INSTRUCTIONS TO FOLLOW: Copy each line of the material below that includes the string "пункта".

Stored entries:
----------------------------------------

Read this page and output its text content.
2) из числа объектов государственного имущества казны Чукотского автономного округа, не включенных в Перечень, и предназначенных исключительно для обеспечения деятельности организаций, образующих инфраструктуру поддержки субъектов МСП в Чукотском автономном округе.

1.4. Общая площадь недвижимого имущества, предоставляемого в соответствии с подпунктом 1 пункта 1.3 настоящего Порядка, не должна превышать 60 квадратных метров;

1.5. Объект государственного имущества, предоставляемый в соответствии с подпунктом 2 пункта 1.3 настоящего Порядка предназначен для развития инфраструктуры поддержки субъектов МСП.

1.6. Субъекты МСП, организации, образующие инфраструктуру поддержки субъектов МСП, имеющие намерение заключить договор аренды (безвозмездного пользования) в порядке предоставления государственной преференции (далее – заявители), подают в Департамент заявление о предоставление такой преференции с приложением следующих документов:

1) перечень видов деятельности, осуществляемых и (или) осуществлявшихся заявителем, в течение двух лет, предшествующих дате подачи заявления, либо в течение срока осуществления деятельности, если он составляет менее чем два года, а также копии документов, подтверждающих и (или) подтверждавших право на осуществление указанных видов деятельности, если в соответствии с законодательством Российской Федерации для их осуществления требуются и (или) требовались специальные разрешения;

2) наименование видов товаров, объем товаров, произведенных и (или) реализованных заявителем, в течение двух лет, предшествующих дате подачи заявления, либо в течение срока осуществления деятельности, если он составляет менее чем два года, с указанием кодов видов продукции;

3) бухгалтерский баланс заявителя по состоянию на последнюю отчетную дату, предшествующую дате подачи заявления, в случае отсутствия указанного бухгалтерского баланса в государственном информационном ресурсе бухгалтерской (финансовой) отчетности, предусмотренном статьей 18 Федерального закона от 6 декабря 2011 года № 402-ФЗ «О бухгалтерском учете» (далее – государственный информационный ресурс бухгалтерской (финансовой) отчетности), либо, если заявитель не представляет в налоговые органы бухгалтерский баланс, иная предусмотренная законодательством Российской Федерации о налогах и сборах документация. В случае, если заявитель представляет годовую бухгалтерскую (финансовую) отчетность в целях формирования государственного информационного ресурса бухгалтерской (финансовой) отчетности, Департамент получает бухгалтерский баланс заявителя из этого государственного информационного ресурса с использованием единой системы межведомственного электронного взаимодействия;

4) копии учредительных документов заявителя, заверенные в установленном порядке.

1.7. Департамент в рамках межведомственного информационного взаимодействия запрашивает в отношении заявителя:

----------------------------------------

WRITTEN RESPONSE:
1.4. Общая площадь недвижимого имущества, предоставляемого в соответствии с подпунктом 1 пункта 1.3 настоящего Порядка, не должна превышать 60 квадратных метров;
1.5. Объект государственного имущества, предоставляемый в соответствии с подпунктом 2 пункта 1.3 настоящего Порядка предназначен для развития инфраструктуры поддержки субъектов МСП.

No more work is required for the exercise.